**Data entries**

+ + +

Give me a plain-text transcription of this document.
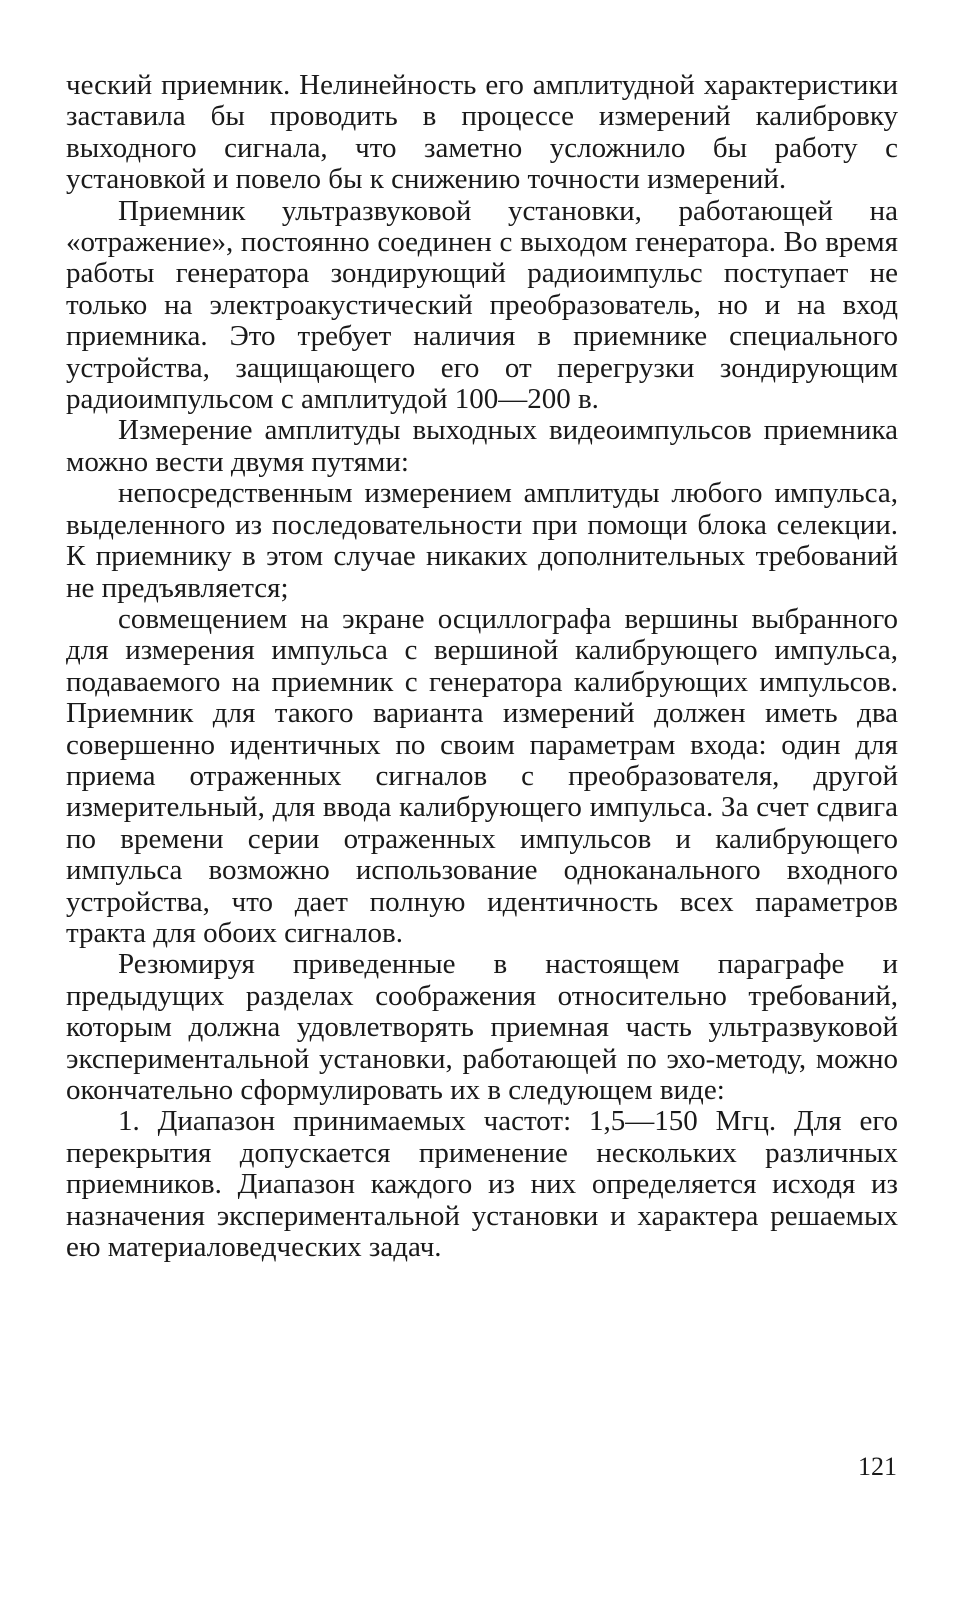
ческий приемник. Нелинейность его амплитудной характеристики заставила бы проводить в процессе измерений калибровку выходного сигнала, что заметно усложнило бы работу с установкой и повело бы к снижению точности измерений.

Приемник ультразвуковой установки, работающей на «отражение», постоянно соединен с выходом генератора. Во время работы генератора зондирующий радиоимпульс поступает не только на электроакустический преобразователь, но и на вход приемника. Это требует наличия в приемнике специального устройства, защищающего его от перегрузки зондирующим радиоимпульсом с амплитудой 100—200 в.

Измерение амплитуды выходных видеоимпульсов приемника можно вести двумя путями:

непосредственным измерением амплитуды любого импульса, выделенного из последовательности при помощи блока селекции. К приемнику в этом случае никаких дополнительных требований не предъявляется;

совмещением на экране осциллографа вершины выбранного для измерения импульса с вершиной калибрующего импульса, подаваемого на приемник с генератора калибрующих импульсов. Приемник для такого варианта измерений должен иметь два совершенно идентичных по своим параметрам входа: один для приема отраженных сигналов с преобразователя, другой измерительный, для ввода калибрующего импульса. За счет сдвига по времени серии отраженных импульсов и калибрующего импульса возможно использование одноканального входного устройства, что дает полную идентичность всех параметров тракта для обоих сигналов.

Резюмируя приведенные в настоящем параграфе и предыдущих разделах соображения относительно требований, которым должна удовлетворять приемная часть ультразвуковой экспериментальной установки, работающей по эхо-методу, можно окончательно сформулировать их в следующем виде:

1. Диапазон принимаемых частот: 1,5—150 Мгц. Для его перекрытия допускается применение нескольких различных приемников. Диапазон каждого из них определяется исходя из назначения экспериментальной установки и характера решаемых ею материаловедческих задач.

121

+ + +

Return the material exactly as given, apart from the pictures.

Give me a plain-text transcription of this document.
ческий приемник. Нелинейность его амплитудной характеристики заставила бы проводить в процессе измерений калибровку выходного сигнала, что заметно усложнило бы работу с установкой и повело бы к снижению точности измерений.

Приемник ультразвуковой установки, работающей на «отражение», постоянно соединен с выходом генератора. Во время работы генератора зондирующий радиоимпульс поступает не только на электроакустический преобразователь, но и на вход приемника. Это требует наличия в приемнике специального устройства, защищающего его от перегрузки зондирующим радиоимпульсом с амплитудой 100—200 в.

Измерение амплитуды выходных видеоимпульсов приемника можно вести двумя путями:

непосредственным измерением амплитуды любого импульса, выделенного из последовательности при помощи блока селекции. К приемнику в этом случае никаких дополнительных требований не предъявляется;

совмещением на экране осциллографа вершины выбранного для измерения импульса с вершиной калибрующего импульса, подаваемого на приемник с генератора калибрующих импульсов. Приемник для такого варианта измерений должен иметь два совершенно идентичных по своим параметрам входа: один для приема отраженных сигналов с преобразователя, другой измерительный, для ввода калибрующего импульса. За счет сдвига по времени серии отраженных импульсов и калибрующего импульса возможно использование одноканального входного устройства, что дает полную идентичность всех параметров тракта для обоих сигналов.

Резюмируя приведенные в настоящем параграфе и предыдущих разделах соображения относительно требований, которым должна удовлетворять приемная часть ультразвуковой экспериментальной установки, работающей по эхо-методу, можно окончательно сформулировать их в следующем виде:

1. Диапазон принимаемых частот: 1,5—150 Мгц. Для его перекрытия допускается применение нескольких различных приемников. Диапазон каждого из них определяется исходя из назначения экспериментальной установки и характера решаемых ею материаловедческих задач.

121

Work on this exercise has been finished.